> Task directions: Quote all of the data below exactly, please.

──────── Provided data

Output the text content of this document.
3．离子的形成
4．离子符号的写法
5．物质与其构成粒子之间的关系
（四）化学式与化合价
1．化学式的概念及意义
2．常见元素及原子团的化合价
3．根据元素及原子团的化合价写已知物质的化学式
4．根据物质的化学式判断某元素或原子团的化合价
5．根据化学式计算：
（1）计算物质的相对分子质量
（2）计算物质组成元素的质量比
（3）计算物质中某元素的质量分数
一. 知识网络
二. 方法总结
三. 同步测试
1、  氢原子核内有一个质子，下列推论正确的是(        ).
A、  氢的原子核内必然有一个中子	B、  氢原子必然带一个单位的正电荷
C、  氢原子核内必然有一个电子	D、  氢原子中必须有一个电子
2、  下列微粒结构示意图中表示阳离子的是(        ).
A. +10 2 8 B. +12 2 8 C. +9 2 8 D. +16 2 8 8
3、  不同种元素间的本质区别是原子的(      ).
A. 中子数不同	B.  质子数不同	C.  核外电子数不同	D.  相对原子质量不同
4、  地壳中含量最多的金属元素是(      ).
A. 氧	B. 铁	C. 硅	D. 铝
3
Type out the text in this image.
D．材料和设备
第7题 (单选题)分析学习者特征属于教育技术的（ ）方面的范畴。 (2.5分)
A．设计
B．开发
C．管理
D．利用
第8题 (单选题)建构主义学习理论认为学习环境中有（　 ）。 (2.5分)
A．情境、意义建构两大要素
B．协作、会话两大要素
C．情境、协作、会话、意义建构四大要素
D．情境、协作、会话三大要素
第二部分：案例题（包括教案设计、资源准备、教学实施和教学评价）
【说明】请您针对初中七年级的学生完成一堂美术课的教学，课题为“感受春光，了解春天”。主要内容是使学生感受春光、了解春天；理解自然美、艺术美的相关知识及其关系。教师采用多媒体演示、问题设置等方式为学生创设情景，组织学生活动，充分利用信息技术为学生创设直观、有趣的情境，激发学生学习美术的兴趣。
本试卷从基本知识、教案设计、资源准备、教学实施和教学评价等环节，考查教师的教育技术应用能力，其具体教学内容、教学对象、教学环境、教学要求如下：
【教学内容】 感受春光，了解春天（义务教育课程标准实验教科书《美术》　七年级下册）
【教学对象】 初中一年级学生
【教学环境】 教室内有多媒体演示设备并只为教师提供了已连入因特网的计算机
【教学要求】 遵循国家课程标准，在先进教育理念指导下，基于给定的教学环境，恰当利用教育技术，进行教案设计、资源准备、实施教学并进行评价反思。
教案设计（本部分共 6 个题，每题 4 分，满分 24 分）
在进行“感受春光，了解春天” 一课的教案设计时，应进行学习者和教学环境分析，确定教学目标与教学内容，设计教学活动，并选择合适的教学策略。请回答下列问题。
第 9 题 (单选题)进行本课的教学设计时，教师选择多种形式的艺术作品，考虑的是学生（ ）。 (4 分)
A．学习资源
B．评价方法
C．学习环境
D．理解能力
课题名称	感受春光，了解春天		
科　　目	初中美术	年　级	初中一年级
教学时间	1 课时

────────────────

> Result:
Output the text content of this document.
3．离子的形成
4．离子符号的写法
5．物质与其构成粒子之间的关系
（四）化学式与化合价
1．化学式的概念及意义
2．常见元素及原子团的化合价
3．根据元素及原子团的化合价写已知物质的化学式
4．根据物质的化学式判断某元素或原子团的化合价
5．根据化学式计算：
（1）计算物质的相对分子质量
（2）计算物质组成元素的质量比
（3）计算物质中某元素的质量分数
一. 知识网络
二. 方法总结
三. 同步测试
1、  氢原子核内有一个质子，下列推论正确的是(        ).
A、  氢的原子核内必然有一个中子	B、  氢原子必然带一个单位的正电荷
C、  氢原子核内必然有一个电子	D、  氢原子中必须有一个电子
2、  下列微粒结构示意图中表示阳离子的是(        ).
A. +10 2 8 B. +12 2 8 C. +9 2 8 D. +16 2 8 8
3、  不同种元素间的本质区别是原子的(      ).
A. 中子数不同	B.  质子数不同	C.  核外电子数不同	D.  相对原子质量不同
4、  地壳中含量最多的金属元素是(      ).
A. 氧	B. 铁	C. 硅	D. 铝
3
Type out the text in this image.
D．材料和设备
第7题 (单选题)分析学习者特征属于教育技术的（ ）方面的范畴。 (2.5分)
A．设计
B．开发
C．管理
D．利用
第8题 (单选题)建构主义学习理论认为学习环境中有（　 ）。 (2.5分)
A．情境、意义建构两大要素
B．协作、会话两大要素
C．情境、协作、会话、意义建构四大要素
D．情境、协作、会话三大要素
第二部分：案例题（包括教案设计、资源准备、教学实施和教学评价）
【说明】请您针对初中七年级的学生完成一堂美术课的教学，课题为“感受春光，了解春天”。主要内容是使学生感受春光、了解春天；理解自然美、艺术美的相关知识及其关系。教师采用多媒体演示、问题设置等方式为学生创设情景，组织学生活动，充分利用信息技术为学生创设直观、有趣的情境，激发学生学习美术的兴趣。
本试卷从基本知识、教案设计、资源准备、教学实施和教学评价等环节，考查教师的教育技术应用能力，其具体教学内容、教学对象、教学环境、教学要求如下：
【教学内容】 感受春光，了解春天（义务教育课程标准实验教科书《美术》　七年级下册）
【教学对象】 初中一年级学生
【教学环境】 教室内有多媒体演示设备并只为教师提供了已连入因特网的计算机
【教学要求】 遵循国家课程标准，在先进教育理念指导下，基于给定的教学环境，恰当利用教育技术，进行教案设计、资源准备、实施教学并进行评价反思。
教案设计（本部分共 6 个题，每题 4 分，满分 24 分）
在进行“感受春光，了解春天” 一课的教案设计时，应进行学习者和教学环境分析，确定教学目标与教学内容，设计教学活动，并选择合适的教学策略。请回答下列问题。
第 9 题 (单选题)进行本课的教学设计时，教师选择多种形式的艺术作品，考虑的是学生（ ）。 (4 分)
A．学习资源
B．评价方法
C．学习环境
D．理解能力
课题名称	感受春光，了解春天		
科　　目	初中美术	年　级	初中一年级
教学时间	1 课时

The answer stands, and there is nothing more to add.